— START Exercise data —

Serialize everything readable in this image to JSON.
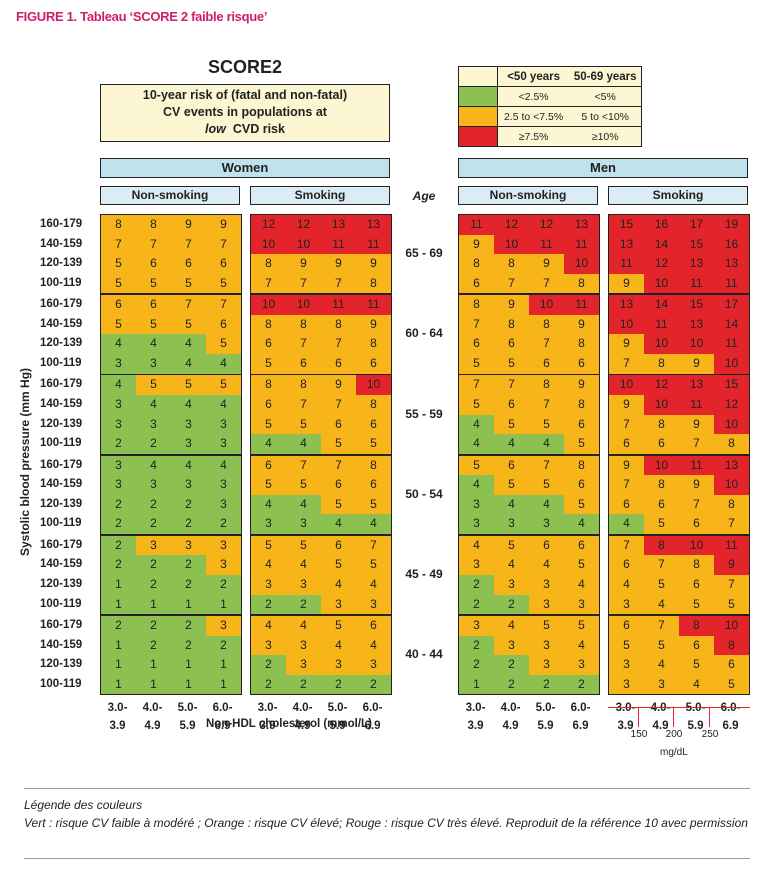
{
  "figure_title": "FIGURE 1. Tableau ‘SCORE 2 faible risque’",
  "colors": {
    "green": "#8cc152",
    "orange": "#f8b519",
    "red": "#e3242b",
    "header_blue": "#bfe2ed",
    "box_yellow": "#fdf6d3"
  },
  "chart_data": {
    "type": "table",
    "title": "SCORE2",
    "subtitle_lines": [
      "10-year risk of (fatal and non-fatal)",
      "CV events in populations at"
    ],
    "subtitle_low": "low",
    "subtitle_tail": "CVD risk",
    "legend": {
      "headers": [
        "<50 years",
        "50-69 years"
      ],
      "rows": [
        {
          "color": "green",
          "under50": "<2.5%",
          "age50_69": "<5%"
        },
        {
          "color": "orange",
          "under50": "2.5 to <7.5%",
          "age50_69": "5 to <10%"
        },
        {
          "color": "red",
          "under50": "≥7.5%",
          "age50_69": "≥10%"
        }
      ]
    },
    "sex_labels": [
      "Women",
      "Men"
    ],
    "smoking_labels": [
      "Non-smoking",
      "Smoking"
    ],
    "age_header": "Age",
    "age_groups": [
      "65 - 69",
      "60 - 64",
      "55 - 59",
      "50 - 54",
      "45 - 49",
      "40 - 44"
    ],
    "sbp_labels": [
      "160-179",
      "140-159",
      "120-139",
      "100-119"
    ],
    "cholesterol_labels": [
      [
        "3.0-",
        "3.9"
      ],
      [
        "4.0-",
        "4.9"
      ],
      [
        "5.0-",
        "5.9"
      ],
      [
        "6.0-",
        "6.9"
      ]
    ],
    "xlabel": "Non-HDL cholesterol (mmol/L)",
    "ylabel": "Systolic blood pressure (mm Hg)",
    "mgdl_ticks": [
      "150",
      "200",
      "250"
    ],
    "mgdl_unit": "mg/dL",
    "women_nonsmoking": [
      [
        [
          8,
          8,
          9,
          9
        ],
        [
          7,
          7,
          7,
          7
        ],
        [
          5,
          6,
          6,
          6
        ],
        [
          5,
          5,
          5,
          5
        ]
      ],
      [
        [
          6,
          6,
          7,
          7
        ],
        [
          5,
          5,
          5,
          6
        ],
        [
          4,
          4,
          4,
          5
        ],
        [
          3,
          3,
          4,
          4
        ]
      ],
      [
        [
          4,
          5,
          5,
          5
        ],
        [
          3,
          4,
          4,
          4
        ],
        [
          3,
          3,
          3,
          3
        ],
        [
          2,
          2,
          3,
          3
        ]
      ],
      [
        [
          3,
          4,
          4,
          4
        ],
        [
          3,
          3,
          3,
          3
        ],
        [
          2,
          2,
          2,
          3
        ],
        [
          2,
          2,
          2,
          2
        ]
      ],
      [
        [
          2,
          3,
          3,
          3
        ],
        [
          2,
          2,
          2,
          3
        ],
        [
          1,
          2,
          2,
          2
        ],
        [
          1,
          1,
          1,
          1
        ]
      ],
      [
        [
          2,
          2,
          2,
          3
        ],
        [
          1,
          2,
          2,
          2
        ],
        [
          1,
          1,
          1,
          1
        ],
        [
          1,
          1,
          1,
          1
        ]
      ]
    ],
    "women_smoking": [
      [
        [
          12,
          12,
          13,
          13
        ],
        [
          10,
          10,
          11,
          11
        ],
        [
          8,
          9,
          9,
          9
        ],
        [
          7,
          7,
          7,
          8
        ]
      ],
      [
        [
          10,
          10,
          11,
          11
        ],
        [
          8,
          8,
          8,
          9
        ],
        [
          6,
          7,
          7,
          8
        ],
        [
          5,
          6,
          6,
          6
        ]
      ],
      [
        [
          8,
          8,
          9,
          10
        ],
        [
          6,
          7,
          7,
          8
        ],
        [
          5,
          5,
          6,
          6
        ],
        [
          4,
          4,
          5,
          5
        ]
      ],
      [
        [
          6,
          7,
          7,
          8
        ],
        [
          5,
          5,
          6,
          6
        ],
        [
          4,
          4,
          5,
          5
        ],
        [
          3,
          3,
          4,
          4
        ]
      ],
      [
        [
          5,
          5,
          6,
          7
        ],
        [
          4,
          4,
          5,
          5
        ],
        [
          3,
          3,
          4,
          4
        ],
        [
          2,
          2,
          3,
          3
        ]
      ],
      [
        [
          4,
          4,
          5,
          6
        ],
        [
          3,
          3,
          4,
          4
        ],
        [
          2,
          3,
          3,
          3
        ],
        [
          2,
          2,
          2,
          2
        ]
      ]
    ],
    "men_nonsmoking": [
      [
        [
          11,
          12,
          12,
          13
        ],
        [
          9,
          10,
          11,
          11
        ],
        [
          8,
          8,
          9,
          10
        ],
        [
          6,
          7,
          7,
          8
        ]
      ],
      [
        [
          8,
          9,
          10,
          11
        ],
        [
          7,
          8,
          8,
          9
        ],
        [
          6,
          6,
          7,
          8
        ],
        [
          5,
          5,
          6,
          6
        ]
      ],
      [
        [
          7,
          7,
          8,
          9
        ],
        [
          5,
          6,
          7,
          8
        ],
        [
          4,
          5,
          5,
          6
        ],
        [
          4,
          4,
          4,
          5
        ]
      ],
      [
        [
          5,
          6,
          7,
          8
        ],
        [
          4,
          5,
          5,
          6
        ],
        [
          3,
          4,
          4,
          5
        ],
        [
          3,
          3,
          3,
          4
        ]
      ],
      [
        [
          4,
          5,
          6,
          6
        ],
        [
          3,
          4,
          4,
          5
        ],
        [
          2,
          3,
          3,
          4
        ],
        [
          2,
          2,
          3,
          3
        ]
      ],
      [
        [
          3,
          4,
          5,
          5
        ],
        [
          2,
          3,
          3,
          4
        ],
        [
          2,
          2,
          3,
          3
        ],
        [
          1,
          2,
          2,
          2
        ]
      ]
    ],
    "men_smoking": [
      [
        [
          15,
          16,
          17,
          19
        ],
        [
          13,
          14,
          15,
          16
        ],
        [
          11,
          12,
          13,
          13
        ],
        [
          9,
          10,
          11,
          11
        ]
      ],
      [
        [
          13,
          14,
          15,
          17
        ],
        [
          10,
          11,
          13,
          14
        ],
        [
          9,
          10,
          10,
          11
        ],
        [
          7,
          8,
          9,
          10
        ]
      ],
      [
        [
          10,
          12,
          13,
          15
        ],
        [
          9,
          10,
          11,
          12
        ],
        [
          7,
          8,
          9,
          10
        ],
        [
          6,
          6,
          7,
          8
        ]
      ],
      [
        [
          9,
          10,
          11,
          13
        ],
        [
          7,
          8,
          9,
          10
        ],
        [
          6,
          6,
          7,
          8
        ],
        [
          4,
          5,
          6,
          7
        ]
      ],
      [
        [
          7,
          8,
          10,
          11
        ],
        [
          6,
          7,
          8,
          9
        ],
        [
          4,
          5,
          6,
          7
        ],
        [
          3,
          4,
          5,
          5
        ]
      ],
      [
        [
          6,
          7,
          8,
          10
        ],
        [
          5,
          5,
          6,
          8
        ],
        [
          3,
          4,
          5,
          6
        ],
        [
          3,
          3,
          4,
          5
        ]
      ]
    ],
    "cell_colors": {
      "women_nonsmoking": [
        [
          "OOOO",
          "OOOO",
          "OOOO",
          "OOOO"
        ],
        [
          "OOOO",
          "OOOO",
          "GGGO",
          "GGGG"
        ],
        [
          "GOOO",
          "GGGG",
          "GGGG",
          "GGGG"
        ],
        [
          "GGGG",
          "GGGG",
          "GGGG",
          "GGGG"
        ],
        [
          "GOOO",
          "GGGO",
          "GGGG",
          "GGGG"
        ],
        [
          "GGGO",
          "GGGG",
          "GGGG",
          "GGGG"
        ]
      ],
      "women_smoking": [
        [
          "RRRR",
          "RRRR",
          "OOOO",
          "OOOO"
        ],
        [
          "RRRR",
          "OOOO",
          "OOOO",
          "OOOO"
        ],
        [
          "OOOR",
          "OOOO",
          "OOOO",
          "GGOO"
        ],
        [
          "OOOO",
          "OOOO",
          "GGOO",
          "GGGG"
        ],
        [
          "OOOO",
          "OOOO",
          "OOOO",
          "GGOO"
        ],
        [
          "OOOO",
          "OOOO",
          "GOOO",
          "GGGG"
        ]
      ],
      "men_nonsmoking": [
        [
          "RRRR",
          "ORRR",
          "OOOR",
          "OOOO"
        ],
        [
          "OORR",
          "OOOO",
          "OOOO",
          "OOOO"
        ],
        [
          "OOOO",
          "OOOO",
          "GOOO",
          "GGGO"
        ],
        [
          "OOOO",
          "GOOO",
          "GGGO",
          "GGGG"
        ],
        [
          "OOOO",
          "OOOO",
          "GOOO",
          "GGOO"
        ],
        [
          "OOOO",
          "GOOO",
          "GGOO",
          "GGGG"
        ]
      ],
      "men_smoking": [
        [
          "RRRR",
          "RRRR",
          "RRRR",
          "ORRR"
        ],
        [
          "RRRR",
          "RRRR",
          "ORRR",
          "OOOR"
        ],
        [
          "RRRR",
          "ORRR",
          "OOOR",
          "OOOO"
        ],
        [
          "ORRR",
          "OOOR",
          "OOOO",
          "GOOO"
        ],
        [
          "ORRR",
          "OOOR",
          "OOOO",
          "OOOO"
        ],
        [
          "OORR",
          "OOOR",
          "OOOO",
          "OOOO"
        ]
      ]
    }
  },
  "footnote": {
    "title": "Légende des couleurs",
    "text": "Vert : risque CV faible à modéré ; Orange : risque CV élevé; Rouge : risque CV très élevé. Reproduit de la référence 10 avec permission"
  }
}
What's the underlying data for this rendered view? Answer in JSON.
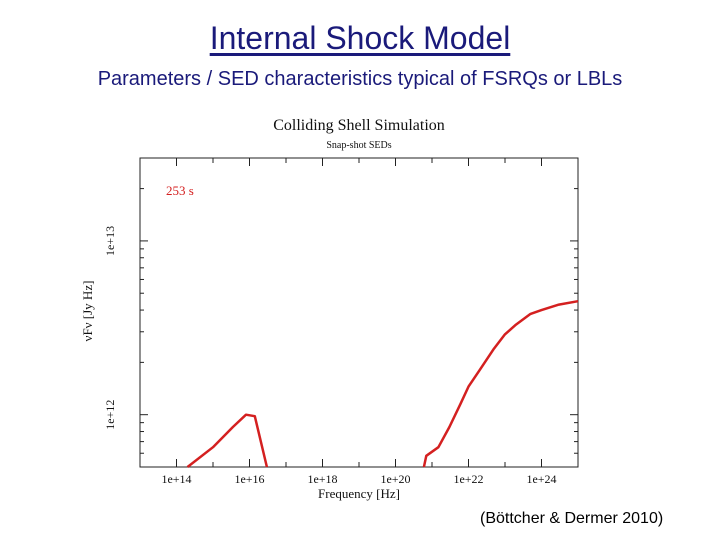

— END Exercise data —

■ Work to be completed
Out of the preceding entries, pull every line containing the string "risk".

■ Correct answer
      "10-year risk of (fatal and non-fatal)",
    "subtitle_tail": "CVD risk",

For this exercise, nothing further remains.